**Input data**
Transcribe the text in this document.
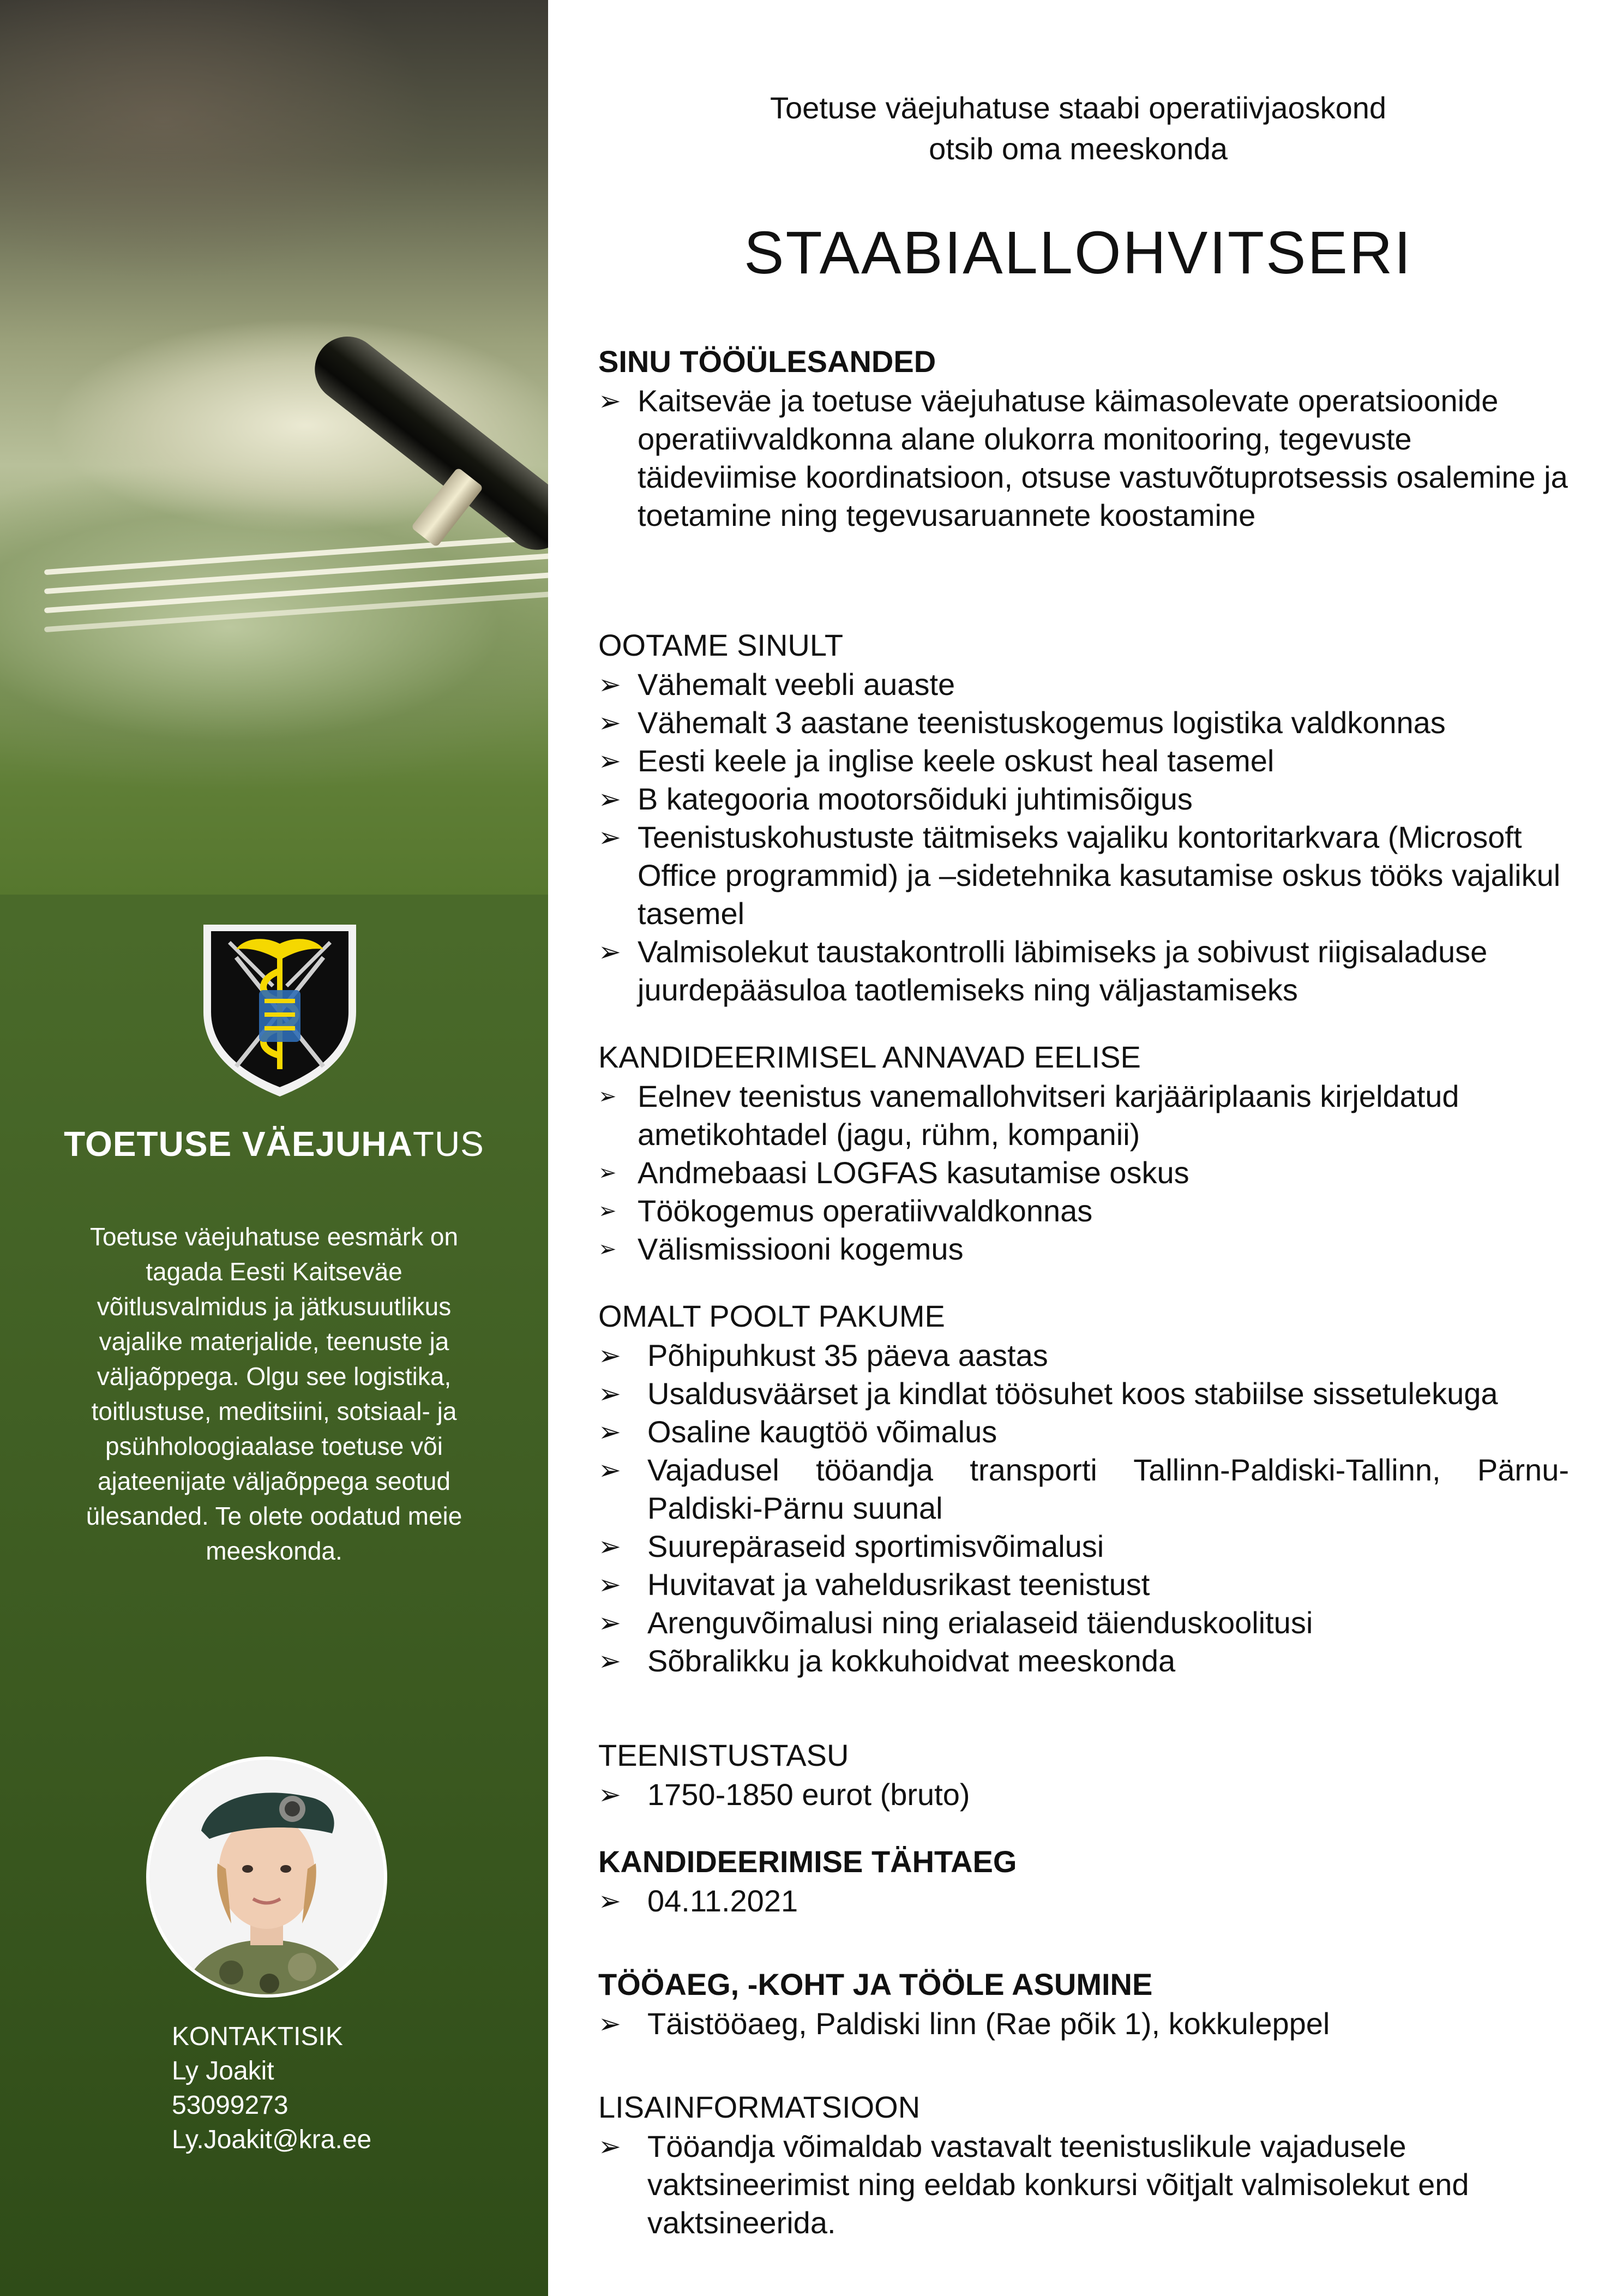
TOETUSE VÄEJUHATUS
Toetuse väejuhatuse eesmärk on tagada Eesti Kaitseväe võitlusvalmidus ja jätkusuutlikus vajalike materjalide, teenuste ja väljaõppega. Olgu see logistika, toitlustuse, meditsiini, sotsiaal- ja psühholoogiaalase toetuse või ajateenijate väljaõppega seotud ülesanded. Te olete oodatud meie meeskonda.
KONTAKTISIK
Ly Joakit
53099273
Ly.Joakit@kra.ee
Toetuse väejuhatuse staabi operatiivjaoskond
otsib oma meeskonda
STAABIALLOHVITSERI
SINU TÖÖÜLESANDED
➢ Kaitseväe ja toetuse väejuhatuse käimasolevate operatsioonide operatiivvaldkonna alane olukorra monitooring, tegevuste täideviimise koordinatsioon, otsuse vastuvõtuprotsessis osalemine ja toetamine ning tegevusaruannete koostamine
OOTAME SINULT
➢ Vähemalt veebli auaste
➢ Vähemalt 3 aastane teenistuskogemus logistika valdkonnas
➢ Eesti keele ja inglise keele oskust heal tasemel
➢ B kategooria mootorsõiduki juhtimisõigus
➢ Teenistuskohustuste täitmiseks vajaliku kontoritarkvara (Microsoft Office programmid) ja –sidetehnika kasutamise oskus tööks vajalikul tasemel
➢ Valmisolekut taustakontrolli läbimiseks ja sobivust riigisaladuse juurdepääsuloa taotlemiseks ning väljastamiseks
KANDIDEERIMISEL ANNAVAD EELISE
➢ Eelnev teenistus vanemallohvitseri karjääriplaanis kirjeldatud ametikohtadel (jagu, rühm, kompanii)
➢ Andmebaasi LOGFAS kasutamise oskus
➢ Töökogemus operatiivvaldkonnas
➢ Välismissiooni kogemus
OMALT POOLT PAKUME
➢ Põhipuhkust 35 päeva aastas
➢ Usaldusväärset ja kindlat töösuhet koos stabiilse sissetulekuga
➢ Osaline kaugtöö võimalus
➢ Vajadusel tööandja transporti Tallinn-Paldiski-Tallinn, Pärnu-Paldiski-Pärnu suunal
➢ Suurepäraseid sportimisvõimalusi
➢ Huvitavat ja vaheldusrikast teenistust
➢ Arenguvõimalusi ning erialaseid täienduskoolitusi
➢ Sõbralikku ja kokkuhoidvat meeskonda
TEENISTUSTASU
➢ 1750-1850 eurot (bruto)
KANDIDEERIMISE TÄHTAEG
➢ 04.11.2021
TÖÖAEG, -KOHT JA TÖÖLE ASUMINE
➢ Täistööaeg, Paldiski linn (Rae põik 1), kokkuleppel
LISAINFORMATSIOON
➢ Tööandja võimaldab vastavalt teenistuslikule vajadusele vaktsineerimist ning eeldab konkursi võitjalt valmisolekut end vaktsineerida.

**Instruction**
List every line above that holds the word "Paldiski".

**Solution for this task**
➢ Vajadusel tööandja transporti Tallinn-Paldiski-Tallinn, Pärnu-Paldiski-Pärnu suunal
➢ Täistööaeg, Paldiski linn (Rae põik 1), kokkuleppel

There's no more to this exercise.